GIVEN TASK » Your task is to write out the complete listing exactly as it is shown.

SUPPLIED MATERIAL »
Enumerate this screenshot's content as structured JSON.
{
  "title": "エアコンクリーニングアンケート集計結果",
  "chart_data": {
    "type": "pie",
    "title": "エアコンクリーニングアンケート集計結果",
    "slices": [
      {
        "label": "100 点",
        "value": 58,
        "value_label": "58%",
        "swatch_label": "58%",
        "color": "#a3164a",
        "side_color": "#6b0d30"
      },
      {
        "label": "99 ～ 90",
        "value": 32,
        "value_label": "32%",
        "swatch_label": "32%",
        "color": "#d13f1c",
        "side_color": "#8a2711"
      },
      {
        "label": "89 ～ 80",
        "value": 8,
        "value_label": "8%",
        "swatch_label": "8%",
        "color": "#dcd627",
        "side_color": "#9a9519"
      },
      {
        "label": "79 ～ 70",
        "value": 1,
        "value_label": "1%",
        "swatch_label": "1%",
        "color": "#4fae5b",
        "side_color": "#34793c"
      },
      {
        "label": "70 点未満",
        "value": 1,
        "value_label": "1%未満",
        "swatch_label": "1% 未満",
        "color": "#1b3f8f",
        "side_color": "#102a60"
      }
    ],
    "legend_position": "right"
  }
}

OUTPUT OF THE TASK »
Enumerate this screenshot's content as structured JSON.
{
  "title": "エアコンクリーニングアンケート集計結果",
  "chart_data": {
    "type": "pie",
    "title": "エアコンクリーニングアンケート集計結果",
    "slices": [
      {
        "label": "100 点",
        "value": 58,
        "value_label": "58%",
        "swatch_label": "58%",
        "color": "#a3164a",
        "side_color": "#6b0d30"
      },
      {
        "label": "99 ～ 90",
        "value": 32,
        "value_label": "32%",
        "swatch_label": "32%",
        "color": "#d13f1c",
        "side_color": "#8a2711"
      },
      {
        "label": "89 ～ 80",
        "value": 8,
        "value_label": "8%",
        "swatch_label": "8%",
        "color": "#dcd627",
        "side_color": "#9a9519"
      },
      {
        "label": "79 ～ 70",
        "value": 1,
        "value_label": "1%",
        "swatch_label": "1%",
        "color": "#4fae5b",
        "side_color": "#34793c"
      },
      {
        "label": "70 点未満",
        "value": 1,
        "value_label": "1%未満",
        "swatch_label": "1% 未満",
        "color": "#1b3f8f",
        "side_color": "#102a60"
      }
    ],
    "legend_position": "right"
  }
}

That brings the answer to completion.